▶ _Collection entries_

•••••

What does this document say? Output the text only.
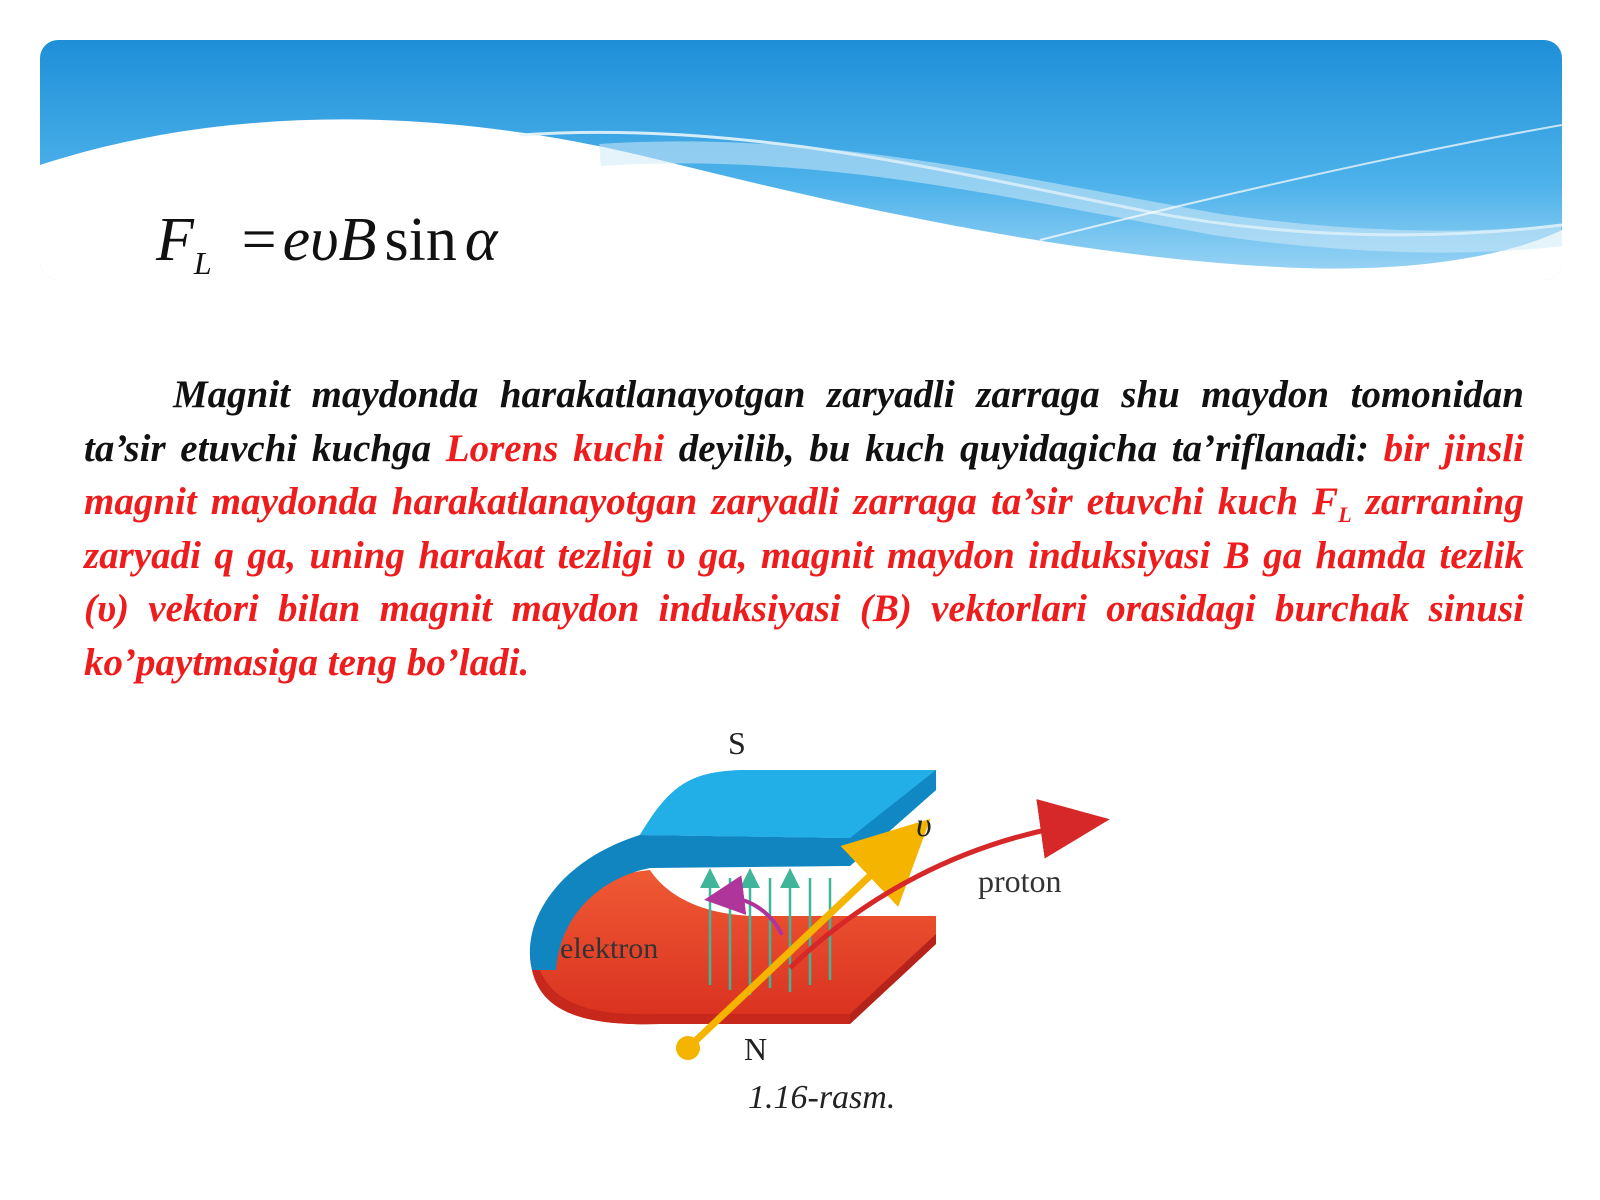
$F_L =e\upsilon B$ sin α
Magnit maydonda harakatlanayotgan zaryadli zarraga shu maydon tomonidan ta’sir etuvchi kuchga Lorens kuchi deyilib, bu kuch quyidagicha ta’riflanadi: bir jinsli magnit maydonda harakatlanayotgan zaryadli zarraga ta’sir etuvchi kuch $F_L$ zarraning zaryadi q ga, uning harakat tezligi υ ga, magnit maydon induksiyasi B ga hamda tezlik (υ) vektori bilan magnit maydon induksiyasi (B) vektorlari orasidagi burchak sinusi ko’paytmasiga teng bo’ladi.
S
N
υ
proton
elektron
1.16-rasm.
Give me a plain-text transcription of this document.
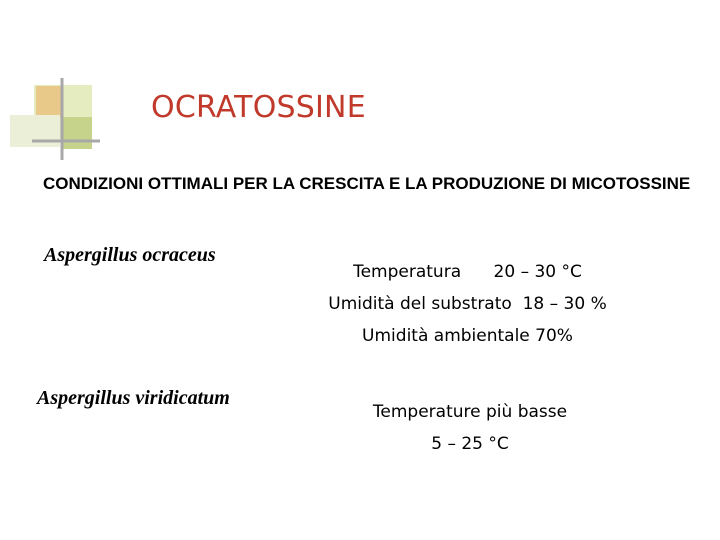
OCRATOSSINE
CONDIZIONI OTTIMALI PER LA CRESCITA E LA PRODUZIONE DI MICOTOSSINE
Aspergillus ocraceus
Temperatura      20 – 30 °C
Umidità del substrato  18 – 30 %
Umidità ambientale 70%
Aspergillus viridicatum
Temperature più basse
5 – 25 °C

•••••

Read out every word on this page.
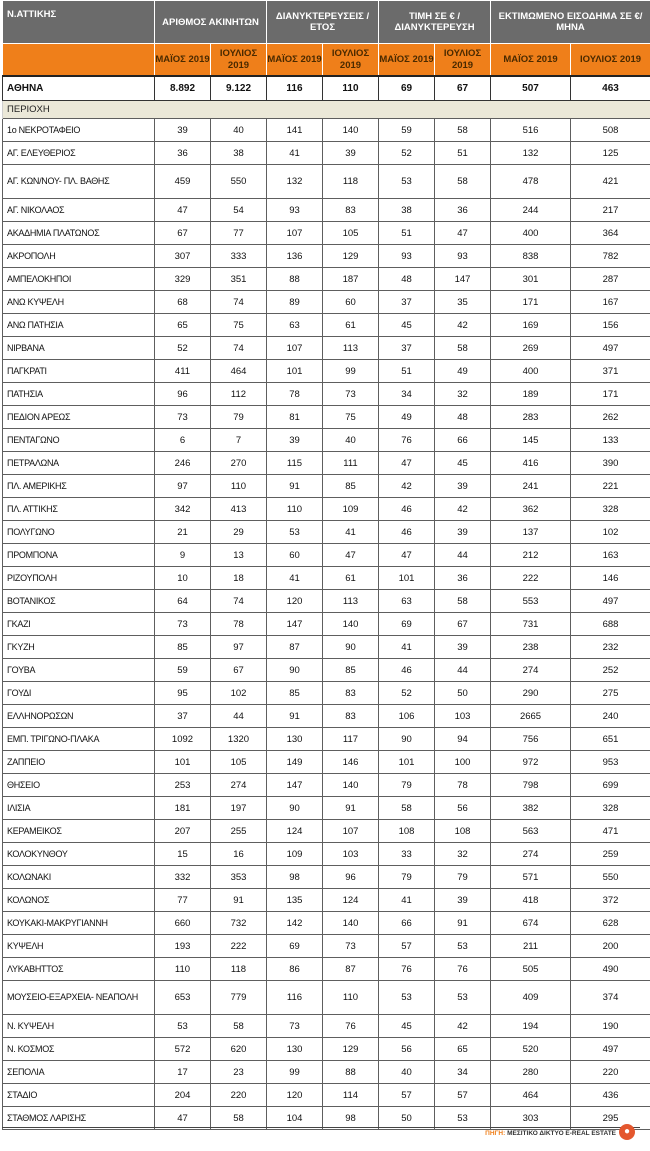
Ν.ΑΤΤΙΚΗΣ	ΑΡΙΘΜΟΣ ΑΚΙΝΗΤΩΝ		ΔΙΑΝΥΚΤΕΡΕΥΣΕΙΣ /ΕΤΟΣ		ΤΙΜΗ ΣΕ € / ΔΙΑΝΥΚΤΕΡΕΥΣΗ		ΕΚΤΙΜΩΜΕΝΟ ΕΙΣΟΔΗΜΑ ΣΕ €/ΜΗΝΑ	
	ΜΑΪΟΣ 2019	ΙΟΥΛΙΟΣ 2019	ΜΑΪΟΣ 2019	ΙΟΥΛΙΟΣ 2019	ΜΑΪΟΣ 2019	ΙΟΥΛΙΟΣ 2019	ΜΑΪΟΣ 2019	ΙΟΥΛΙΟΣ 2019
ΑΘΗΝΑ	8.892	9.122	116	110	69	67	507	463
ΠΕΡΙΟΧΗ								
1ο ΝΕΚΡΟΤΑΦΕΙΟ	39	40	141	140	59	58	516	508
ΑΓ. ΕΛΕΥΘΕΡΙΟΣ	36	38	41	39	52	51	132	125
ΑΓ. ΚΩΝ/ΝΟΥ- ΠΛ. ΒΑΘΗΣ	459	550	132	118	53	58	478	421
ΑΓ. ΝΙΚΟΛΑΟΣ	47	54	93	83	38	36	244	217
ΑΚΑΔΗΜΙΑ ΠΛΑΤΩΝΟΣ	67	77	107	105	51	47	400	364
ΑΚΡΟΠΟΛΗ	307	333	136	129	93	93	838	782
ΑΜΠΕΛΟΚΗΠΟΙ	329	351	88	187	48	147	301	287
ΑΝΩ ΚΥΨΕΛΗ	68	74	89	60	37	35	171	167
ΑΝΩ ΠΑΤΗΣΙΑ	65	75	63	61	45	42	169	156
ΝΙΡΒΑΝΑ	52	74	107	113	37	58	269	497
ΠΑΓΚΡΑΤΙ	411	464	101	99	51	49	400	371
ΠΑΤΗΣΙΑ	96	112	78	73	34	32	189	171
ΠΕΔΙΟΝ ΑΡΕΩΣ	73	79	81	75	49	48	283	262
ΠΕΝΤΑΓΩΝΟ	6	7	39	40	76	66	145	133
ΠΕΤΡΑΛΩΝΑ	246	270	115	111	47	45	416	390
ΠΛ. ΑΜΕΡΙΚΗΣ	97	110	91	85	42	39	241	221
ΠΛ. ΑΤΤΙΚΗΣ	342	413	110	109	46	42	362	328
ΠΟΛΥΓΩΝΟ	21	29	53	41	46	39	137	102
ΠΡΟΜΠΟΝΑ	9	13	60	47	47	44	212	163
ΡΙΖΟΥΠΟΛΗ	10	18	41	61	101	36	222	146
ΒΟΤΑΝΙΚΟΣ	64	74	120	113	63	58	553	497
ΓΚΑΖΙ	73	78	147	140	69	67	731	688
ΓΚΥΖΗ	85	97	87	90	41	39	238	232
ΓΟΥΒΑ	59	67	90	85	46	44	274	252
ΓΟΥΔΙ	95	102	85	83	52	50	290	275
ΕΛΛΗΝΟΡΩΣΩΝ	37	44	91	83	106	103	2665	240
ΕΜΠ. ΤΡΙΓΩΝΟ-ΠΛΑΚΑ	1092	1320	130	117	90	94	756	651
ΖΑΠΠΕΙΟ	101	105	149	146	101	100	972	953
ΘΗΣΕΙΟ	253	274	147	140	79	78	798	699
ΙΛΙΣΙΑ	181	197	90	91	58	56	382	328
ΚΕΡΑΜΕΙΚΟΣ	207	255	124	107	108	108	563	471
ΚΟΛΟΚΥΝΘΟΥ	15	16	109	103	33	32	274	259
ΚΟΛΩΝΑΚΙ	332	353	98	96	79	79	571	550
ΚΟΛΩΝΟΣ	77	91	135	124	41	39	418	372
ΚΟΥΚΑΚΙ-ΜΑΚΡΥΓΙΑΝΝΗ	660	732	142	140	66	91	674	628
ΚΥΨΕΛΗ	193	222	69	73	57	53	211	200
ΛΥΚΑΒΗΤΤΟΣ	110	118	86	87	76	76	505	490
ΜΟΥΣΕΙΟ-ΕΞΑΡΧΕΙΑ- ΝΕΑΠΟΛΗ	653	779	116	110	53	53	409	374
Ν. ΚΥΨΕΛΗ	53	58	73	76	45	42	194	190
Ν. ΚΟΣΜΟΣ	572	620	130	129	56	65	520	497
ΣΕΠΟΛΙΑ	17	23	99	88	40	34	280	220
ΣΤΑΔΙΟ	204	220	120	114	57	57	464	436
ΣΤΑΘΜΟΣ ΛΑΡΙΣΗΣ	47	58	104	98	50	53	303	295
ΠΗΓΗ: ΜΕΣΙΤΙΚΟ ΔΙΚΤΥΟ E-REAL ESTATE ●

•••••

▶ _Aim of the exercise_
Return every line from the records above that holds the word "ΑΤΤΙΚΗΣ".

▶ _Task result_
Ν.ΑΤΤΙΚΗΣ	ΑΡΙΘΜΟΣ ΑΚΙΝΗΤΩΝ		ΔΙΑΝΥΚΤΕΡΕΥΣΕΙΣ /ΕΤΟΣ		ΤΙΜΗ ΣΕ € / ΔΙΑΝΥΚΤΕΡΕΥΣΗ		ΕΚΤΙΜΩΜΕΝΟ ΕΙΣΟΔΗΜΑ ΣΕ €/ΜΗΝΑ	
ΠΛ. ΑΤΤΙΚΗΣ	342	413	110	109	46	42	362	328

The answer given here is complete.